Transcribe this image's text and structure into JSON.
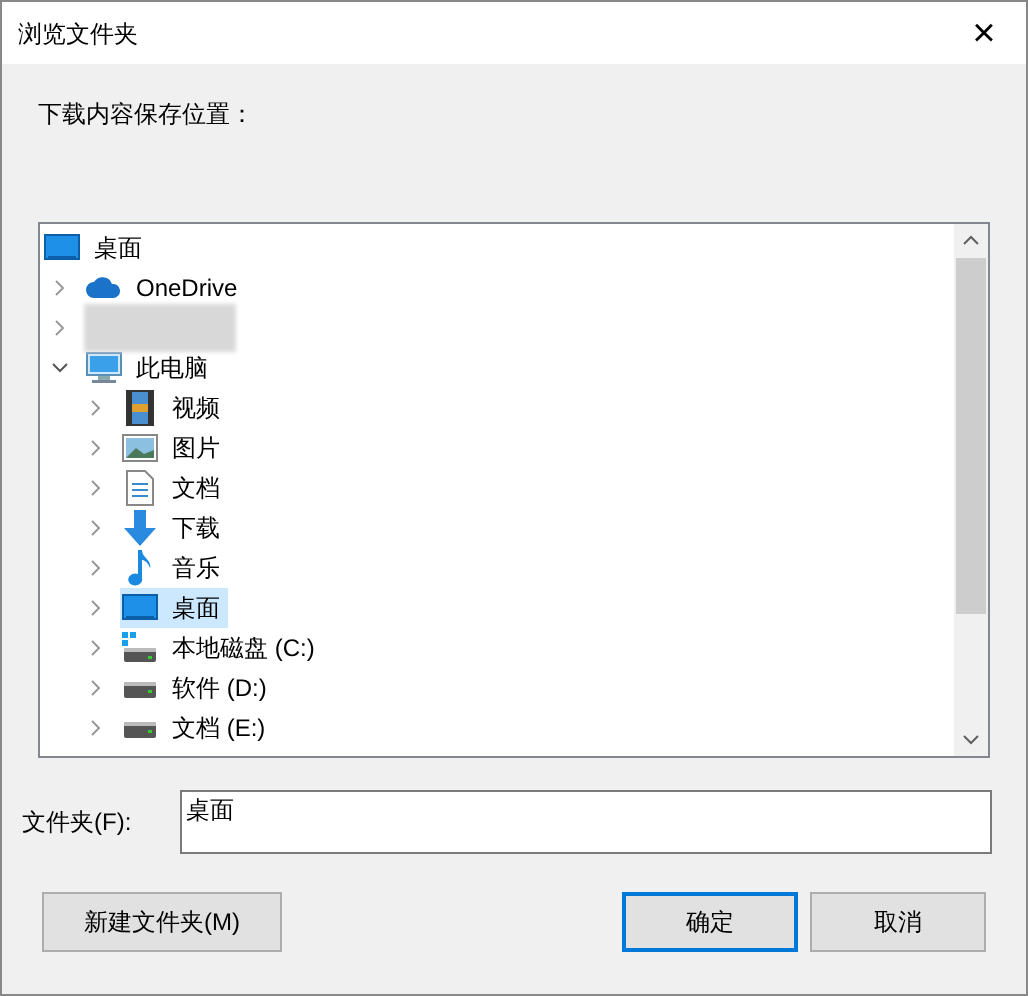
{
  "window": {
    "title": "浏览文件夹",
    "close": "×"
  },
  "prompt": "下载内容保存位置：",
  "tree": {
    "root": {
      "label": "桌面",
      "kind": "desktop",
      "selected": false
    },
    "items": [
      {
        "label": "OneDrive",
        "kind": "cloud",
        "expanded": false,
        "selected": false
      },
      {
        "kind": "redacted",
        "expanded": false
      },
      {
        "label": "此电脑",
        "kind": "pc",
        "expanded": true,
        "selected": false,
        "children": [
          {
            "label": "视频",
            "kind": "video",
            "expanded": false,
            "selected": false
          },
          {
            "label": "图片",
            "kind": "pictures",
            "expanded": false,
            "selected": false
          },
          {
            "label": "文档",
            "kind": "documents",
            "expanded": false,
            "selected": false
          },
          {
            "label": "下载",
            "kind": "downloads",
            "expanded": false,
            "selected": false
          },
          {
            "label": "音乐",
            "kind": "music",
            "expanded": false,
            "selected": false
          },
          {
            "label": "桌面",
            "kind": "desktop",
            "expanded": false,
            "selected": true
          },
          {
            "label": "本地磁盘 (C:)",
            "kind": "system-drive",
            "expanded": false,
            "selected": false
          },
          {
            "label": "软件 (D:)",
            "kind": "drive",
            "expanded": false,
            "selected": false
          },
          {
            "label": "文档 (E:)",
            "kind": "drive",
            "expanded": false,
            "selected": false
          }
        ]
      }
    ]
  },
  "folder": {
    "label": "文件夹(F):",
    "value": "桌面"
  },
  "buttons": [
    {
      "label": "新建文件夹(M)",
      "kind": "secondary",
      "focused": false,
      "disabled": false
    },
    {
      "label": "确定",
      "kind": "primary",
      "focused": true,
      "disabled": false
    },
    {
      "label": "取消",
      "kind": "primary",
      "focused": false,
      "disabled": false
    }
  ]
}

------------------------------------------------------------------------

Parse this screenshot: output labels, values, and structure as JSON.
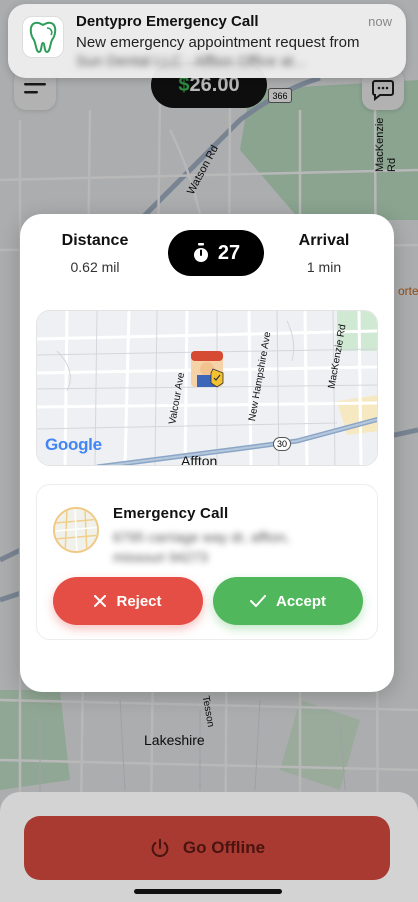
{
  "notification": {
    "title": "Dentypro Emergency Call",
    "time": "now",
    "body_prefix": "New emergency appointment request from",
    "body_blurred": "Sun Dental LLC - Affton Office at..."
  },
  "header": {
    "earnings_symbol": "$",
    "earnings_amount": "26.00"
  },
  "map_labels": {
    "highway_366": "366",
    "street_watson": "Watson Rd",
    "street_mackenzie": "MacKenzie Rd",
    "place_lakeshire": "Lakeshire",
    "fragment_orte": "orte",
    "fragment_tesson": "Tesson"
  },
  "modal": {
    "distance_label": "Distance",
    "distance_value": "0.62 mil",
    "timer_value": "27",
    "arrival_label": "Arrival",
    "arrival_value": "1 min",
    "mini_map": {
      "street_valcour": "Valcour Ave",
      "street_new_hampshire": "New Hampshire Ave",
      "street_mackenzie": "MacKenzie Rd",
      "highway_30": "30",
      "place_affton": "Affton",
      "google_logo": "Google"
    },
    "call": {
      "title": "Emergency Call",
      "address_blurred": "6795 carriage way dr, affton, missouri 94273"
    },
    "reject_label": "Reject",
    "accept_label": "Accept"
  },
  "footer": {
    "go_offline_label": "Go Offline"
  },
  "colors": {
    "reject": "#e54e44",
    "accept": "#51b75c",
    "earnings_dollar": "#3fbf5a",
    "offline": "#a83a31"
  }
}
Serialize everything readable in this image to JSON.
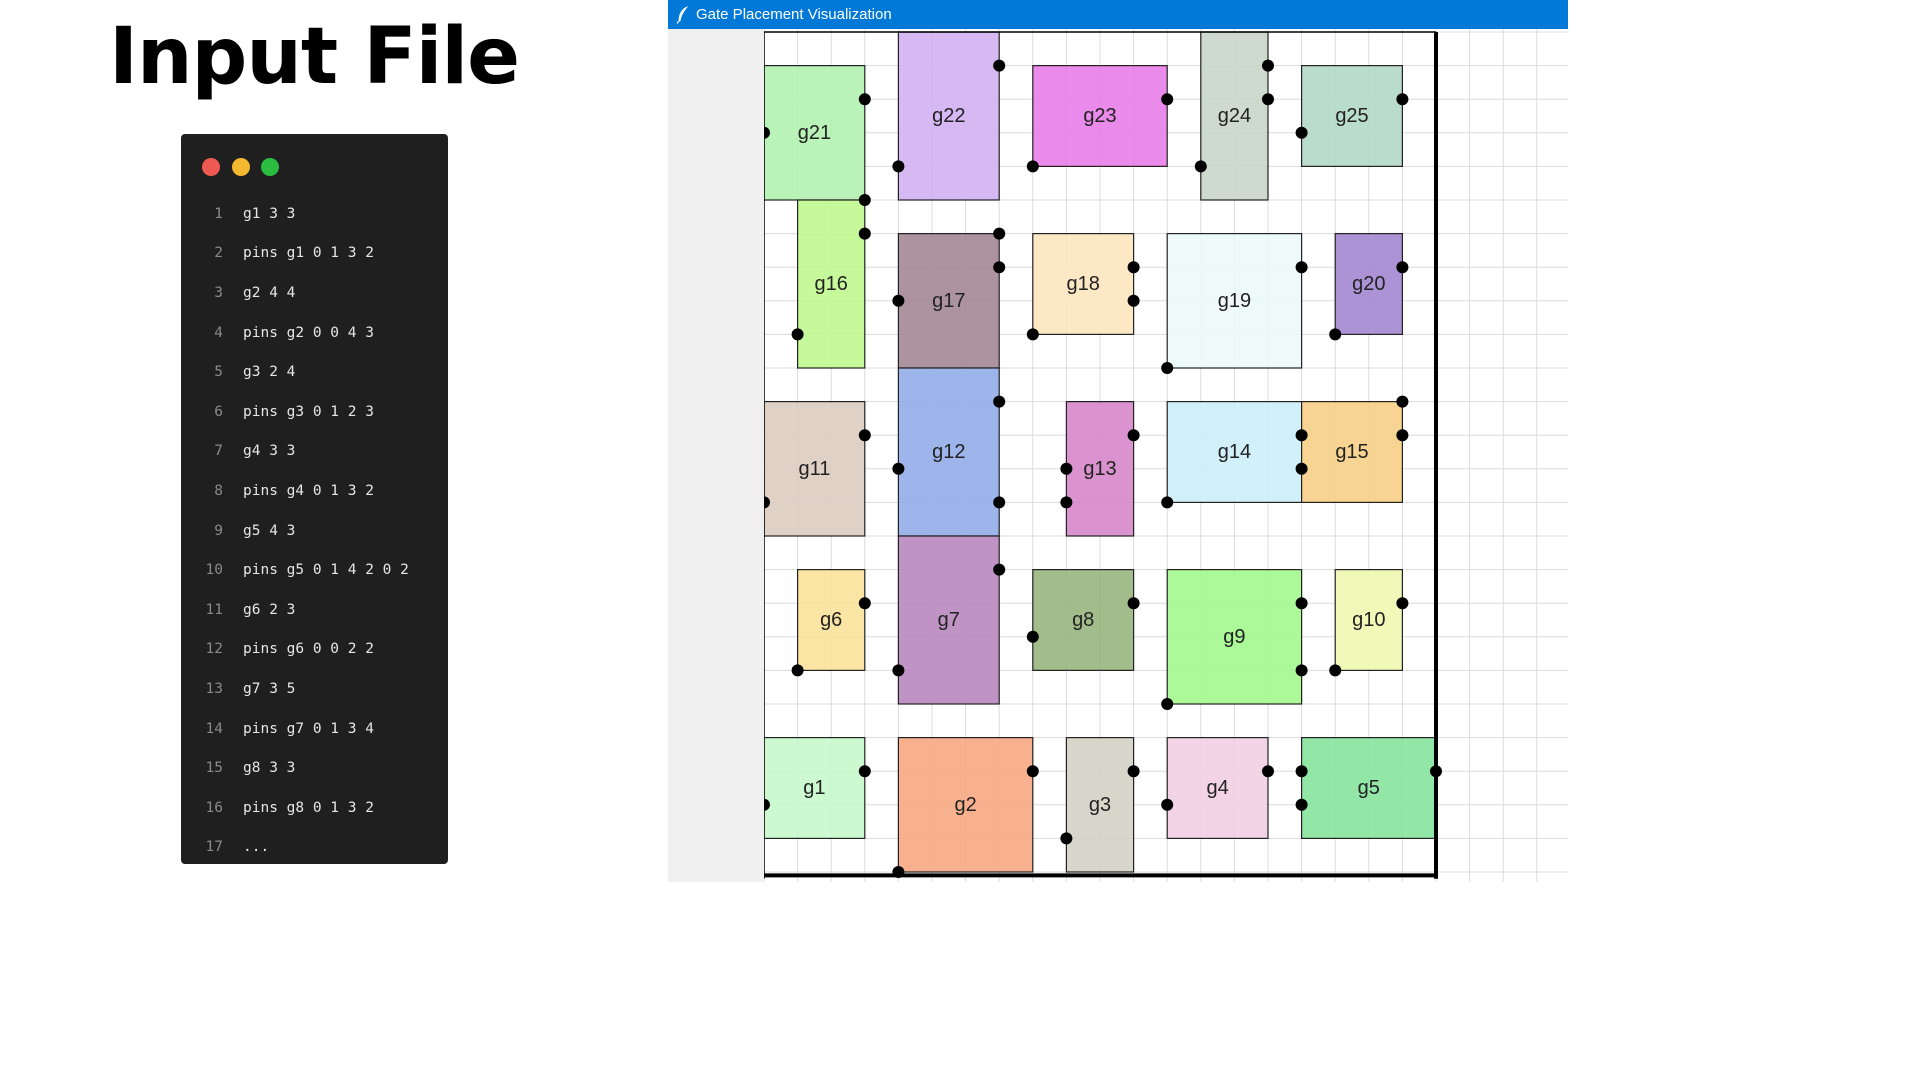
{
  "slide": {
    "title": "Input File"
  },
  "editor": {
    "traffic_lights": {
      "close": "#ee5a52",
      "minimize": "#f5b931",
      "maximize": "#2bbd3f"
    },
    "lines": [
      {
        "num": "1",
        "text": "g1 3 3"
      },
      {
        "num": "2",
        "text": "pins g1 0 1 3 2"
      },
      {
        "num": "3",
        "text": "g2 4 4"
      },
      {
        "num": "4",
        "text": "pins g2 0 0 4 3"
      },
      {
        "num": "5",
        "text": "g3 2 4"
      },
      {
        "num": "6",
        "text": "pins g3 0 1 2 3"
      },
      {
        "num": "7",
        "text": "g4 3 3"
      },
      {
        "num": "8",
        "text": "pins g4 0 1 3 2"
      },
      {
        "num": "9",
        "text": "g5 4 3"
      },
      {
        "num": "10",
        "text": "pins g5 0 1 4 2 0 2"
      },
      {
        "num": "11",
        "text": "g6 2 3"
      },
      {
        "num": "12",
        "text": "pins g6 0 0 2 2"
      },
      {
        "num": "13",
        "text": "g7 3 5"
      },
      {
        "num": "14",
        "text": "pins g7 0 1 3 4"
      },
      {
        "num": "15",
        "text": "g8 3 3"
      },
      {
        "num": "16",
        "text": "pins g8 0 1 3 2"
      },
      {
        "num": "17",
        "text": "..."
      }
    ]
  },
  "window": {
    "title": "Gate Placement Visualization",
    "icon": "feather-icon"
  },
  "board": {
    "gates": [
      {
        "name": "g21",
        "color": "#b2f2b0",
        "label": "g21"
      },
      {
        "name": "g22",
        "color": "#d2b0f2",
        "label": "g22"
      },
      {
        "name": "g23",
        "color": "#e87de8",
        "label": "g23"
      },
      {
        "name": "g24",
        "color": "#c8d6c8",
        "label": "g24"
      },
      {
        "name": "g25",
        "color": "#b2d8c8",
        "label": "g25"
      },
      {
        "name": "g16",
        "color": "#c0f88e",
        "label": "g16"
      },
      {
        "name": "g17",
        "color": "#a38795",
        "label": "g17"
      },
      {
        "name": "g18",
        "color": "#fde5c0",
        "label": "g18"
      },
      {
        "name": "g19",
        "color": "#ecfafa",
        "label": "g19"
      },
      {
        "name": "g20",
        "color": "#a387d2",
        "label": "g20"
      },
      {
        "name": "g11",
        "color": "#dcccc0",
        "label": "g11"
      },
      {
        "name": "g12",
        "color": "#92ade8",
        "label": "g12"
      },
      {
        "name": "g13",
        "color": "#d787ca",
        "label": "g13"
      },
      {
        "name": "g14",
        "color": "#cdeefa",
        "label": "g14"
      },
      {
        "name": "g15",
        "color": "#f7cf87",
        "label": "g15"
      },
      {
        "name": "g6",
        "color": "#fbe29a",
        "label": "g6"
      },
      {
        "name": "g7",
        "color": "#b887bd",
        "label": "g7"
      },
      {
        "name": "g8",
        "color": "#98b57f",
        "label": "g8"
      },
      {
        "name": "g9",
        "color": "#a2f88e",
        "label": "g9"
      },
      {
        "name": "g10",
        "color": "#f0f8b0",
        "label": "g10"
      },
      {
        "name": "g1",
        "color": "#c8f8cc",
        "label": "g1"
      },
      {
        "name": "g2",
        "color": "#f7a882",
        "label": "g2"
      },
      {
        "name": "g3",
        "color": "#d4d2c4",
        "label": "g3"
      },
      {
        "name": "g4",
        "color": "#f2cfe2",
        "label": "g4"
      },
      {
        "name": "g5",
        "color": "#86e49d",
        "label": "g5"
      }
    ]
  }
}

------------------------------------------------------------------------

**Written task**.
Gather every line containing the word "true" and copy it.

**Solved problem**.
        "expanded": true,
            "selected": true
      "focused": true,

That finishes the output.